> **LISTED RECORDS**
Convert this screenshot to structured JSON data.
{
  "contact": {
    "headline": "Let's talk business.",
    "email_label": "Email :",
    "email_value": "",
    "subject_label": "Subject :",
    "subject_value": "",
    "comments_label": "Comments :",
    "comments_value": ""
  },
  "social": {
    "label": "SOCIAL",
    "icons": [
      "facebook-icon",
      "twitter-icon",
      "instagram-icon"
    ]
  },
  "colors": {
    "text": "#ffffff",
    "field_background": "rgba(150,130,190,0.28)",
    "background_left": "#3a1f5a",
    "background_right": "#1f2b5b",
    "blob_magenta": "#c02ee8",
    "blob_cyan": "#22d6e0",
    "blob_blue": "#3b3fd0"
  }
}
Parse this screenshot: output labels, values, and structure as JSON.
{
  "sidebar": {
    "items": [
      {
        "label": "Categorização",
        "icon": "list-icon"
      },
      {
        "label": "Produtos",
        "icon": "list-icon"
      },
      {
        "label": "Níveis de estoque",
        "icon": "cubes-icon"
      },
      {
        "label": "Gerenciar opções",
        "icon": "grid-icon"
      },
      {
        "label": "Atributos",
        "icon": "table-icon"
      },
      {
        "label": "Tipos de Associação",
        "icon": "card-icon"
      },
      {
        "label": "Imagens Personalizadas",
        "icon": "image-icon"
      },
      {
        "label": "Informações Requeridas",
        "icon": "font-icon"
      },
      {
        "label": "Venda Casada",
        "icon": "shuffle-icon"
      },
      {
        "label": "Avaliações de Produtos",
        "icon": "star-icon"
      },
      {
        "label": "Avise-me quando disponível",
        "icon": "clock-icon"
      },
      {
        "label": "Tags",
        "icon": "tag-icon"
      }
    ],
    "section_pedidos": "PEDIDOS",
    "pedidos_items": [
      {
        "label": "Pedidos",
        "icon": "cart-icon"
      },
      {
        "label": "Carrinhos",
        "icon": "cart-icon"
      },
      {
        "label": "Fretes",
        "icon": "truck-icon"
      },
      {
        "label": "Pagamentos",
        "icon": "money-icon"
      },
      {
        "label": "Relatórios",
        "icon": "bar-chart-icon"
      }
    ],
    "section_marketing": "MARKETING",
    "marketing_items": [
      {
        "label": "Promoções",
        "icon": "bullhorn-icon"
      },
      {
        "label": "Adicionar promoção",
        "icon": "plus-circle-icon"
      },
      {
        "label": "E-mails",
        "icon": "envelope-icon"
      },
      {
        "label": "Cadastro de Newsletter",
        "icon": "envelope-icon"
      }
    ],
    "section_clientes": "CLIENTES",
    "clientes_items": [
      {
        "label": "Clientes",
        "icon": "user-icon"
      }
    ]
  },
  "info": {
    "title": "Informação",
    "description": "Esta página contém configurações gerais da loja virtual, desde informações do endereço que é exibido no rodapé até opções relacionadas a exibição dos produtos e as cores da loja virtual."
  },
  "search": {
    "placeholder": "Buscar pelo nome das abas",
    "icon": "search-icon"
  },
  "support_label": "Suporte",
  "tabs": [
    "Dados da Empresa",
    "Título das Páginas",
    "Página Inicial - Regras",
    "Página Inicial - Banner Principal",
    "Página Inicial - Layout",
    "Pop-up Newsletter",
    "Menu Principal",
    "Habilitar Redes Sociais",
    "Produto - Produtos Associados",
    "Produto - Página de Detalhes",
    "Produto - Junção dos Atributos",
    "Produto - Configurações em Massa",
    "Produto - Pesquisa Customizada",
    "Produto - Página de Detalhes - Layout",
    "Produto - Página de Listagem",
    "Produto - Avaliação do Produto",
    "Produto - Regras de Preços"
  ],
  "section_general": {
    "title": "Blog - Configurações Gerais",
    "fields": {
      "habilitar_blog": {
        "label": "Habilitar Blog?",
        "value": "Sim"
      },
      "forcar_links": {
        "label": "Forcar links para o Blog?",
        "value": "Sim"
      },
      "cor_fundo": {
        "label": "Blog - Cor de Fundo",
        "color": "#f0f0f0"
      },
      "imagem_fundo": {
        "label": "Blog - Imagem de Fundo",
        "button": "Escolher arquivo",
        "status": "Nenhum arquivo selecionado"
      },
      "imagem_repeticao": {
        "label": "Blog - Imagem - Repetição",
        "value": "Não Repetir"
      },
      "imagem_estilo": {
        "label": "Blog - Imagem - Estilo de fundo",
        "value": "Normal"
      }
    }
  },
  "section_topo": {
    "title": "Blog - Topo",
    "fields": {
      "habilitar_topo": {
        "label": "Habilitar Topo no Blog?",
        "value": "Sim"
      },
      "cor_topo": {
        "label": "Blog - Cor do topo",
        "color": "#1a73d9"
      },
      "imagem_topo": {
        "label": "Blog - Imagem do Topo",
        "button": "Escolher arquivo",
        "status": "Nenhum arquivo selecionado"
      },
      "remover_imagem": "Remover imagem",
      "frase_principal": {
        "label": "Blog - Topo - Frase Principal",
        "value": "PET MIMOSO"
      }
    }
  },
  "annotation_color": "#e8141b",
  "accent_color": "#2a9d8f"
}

> **WORK TO COMPLETE**
Reproduce the data in full, exactly as presented.

> **SOLUTION TO THIS PROBLEM**
Convert this screenshot to structured JSON data.
{
  "contact": {
    "headline": "Let's talk business.",
    "email_label": "Email :",
    "email_value": "",
    "subject_label": "Subject :",
    "subject_value": "",
    "comments_label": "Comments :",
    "comments_value": ""
  },
  "social": {
    "label": "SOCIAL",
    "icons": [
      "facebook-icon",
      "twitter-icon",
      "instagram-icon"
    ]
  },
  "colors": {
    "text": "#ffffff",
    "field_background": "rgba(150,130,190,0.28)",
    "background_left": "#3a1f5a",
    "background_right": "#1f2b5b",
    "blob_magenta": "#c02ee8",
    "blob_cyan": "#22d6e0",
    "blob_blue": "#3b3fd0"
  }
}
Parse this screenshot: output labels, values, and structure as JSON.
{
  "sidebar": {
    "items": [
      {
        "label": "Categorização",
        "icon": "list-icon"
      },
      {
        "label": "Produtos",
        "icon": "list-icon"
      },
      {
        "label": "Níveis de estoque",
        "icon": "cubes-icon"
      },
      {
        "label": "Gerenciar opções",
        "icon": "grid-icon"
      },
      {
        "label": "Atributos",
        "icon": "table-icon"
      },
      {
        "label": "Tipos de Associação",
        "icon": "card-icon"
      },
      {
        "label": "Imagens Personalizadas",
        "icon": "image-icon"
      },
      {
        "label": "Informações Requeridas",
        "icon": "font-icon"
      },
      {
        "label": "Venda Casada",
        "icon": "shuffle-icon"
      },
      {
        "label": "Avaliações de Produtos",
        "icon": "star-icon"
      },
      {
        "label": "Avise-me quando disponível",
        "icon": "clock-icon"
      },
      {
        "label": "Tags",
        "icon": "tag-icon"
      }
    ],
    "section_pedidos": "PEDIDOS",
    "pedidos_items": [
      {
        "label": "Pedidos",
        "icon": "cart-icon"
      },
      {
        "label": "Carrinhos",
        "icon": "cart-icon"
      },
      {
        "label": "Fretes",
        "icon": "truck-icon"
      },
      {
        "label": "Pagamentos",
        "icon": "money-icon"
      },
      {
        "label": "Relatórios",
        "icon": "bar-chart-icon"
      }
    ],
    "section_marketing": "MARKETING",
    "marketing_items": [
      {
        "label": "Promoções",
        "icon": "bullhorn-icon"
      },
      {
        "label": "Adicionar promoção",
        "icon": "plus-circle-icon"
      },
      {
        "label": "E-mails",
        "icon": "envelope-icon"
      },
      {
        "label": "Cadastro de Newsletter",
        "icon": "envelope-icon"
      }
    ],
    "section_clientes": "CLIENTES",
    "clientes_items": [
      {
        "label": "Clientes",
        "icon": "user-icon"
      }
    ]
  },
  "info": {
    "title": "Informação",
    "description": "Esta página contém configurações gerais da loja virtual, desde informações do endereço que é exibido no rodapé até opções relacionadas a exibição dos produtos e as cores da loja virtual."
  },
  "search": {
    "placeholder": "Buscar pelo nome das abas",
    "icon": "search-icon"
  },
  "support_label": "Suporte",
  "tabs": [
    "Dados da Empresa",
    "Título das Páginas",
    "Página Inicial - Regras",
    "Página Inicial - Banner Principal",
    "Página Inicial - Layout",
    "Pop-up Newsletter",
    "Menu Principal",
    "Habilitar Redes Sociais",
    "Produto - Produtos Associados",
    "Produto - Página de Detalhes",
    "Produto - Junção dos Atributos",
    "Produto - Configurações em Massa",
    "Produto - Pesquisa Customizada",
    "Produto - Página de Detalhes - Layout",
    "Produto - Página de Listagem",
    "Produto - Avaliação do Produto",
    "Produto - Regras de Preços"
  ],
  "section_general": {
    "title": "Blog - Configurações Gerais",
    "fields": {
      "habilitar_blog": {
        "label": "Habilitar Blog?",
        "value": "Sim"
      },
      "forcar_links": {
        "label": "Forcar links para o Blog?",
        "value": "Sim"
      },
      "cor_fundo": {
        "label": "Blog - Cor de Fundo",
        "color": "#f0f0f0"
      },
      "imagem_fundo": {
        "label": "Blog - Imagem de Fundo",
        "button": "Escolher arquivo",
        "status": "Nenhum arquivo selecionado"
      },
      "imagem_repeticao": {
        "label": "Blog - Imagem - Repetição",
        "value": "Não Repetir"
      },
      "imagem_estilo": {
        "label": "Blog - Imagem - Estilo de fundo",
        "value": "Normal"
      }
    }
  },
  "section_topo": {
    "title": "Blog - Topo",
    "fields": {
      "habilitar_topo": {
        "label": "Habilitar Topo no Blog?",
        "value": "Sim"
      },
      "cor_topo": {
        "label": "Blog - Cor do topo",
        "color": "#1a73d9"
      },
      "imagem_topo": {
        "label": "Blog - Imagem do Topo",
        "button": "Escolher arquivo",
        "status": "Nenhum arquivo selecionado"
      },
      "remover_imagem": "Remover imagem",
      "frase_principal": {
        "label": "Blog - Topo - Frase Principal",
        "value": "PET MIMOSO"
      }
    }
  },
  "annotation_color": "#e8141b",
  "accent_color": "#2a9d8f"
}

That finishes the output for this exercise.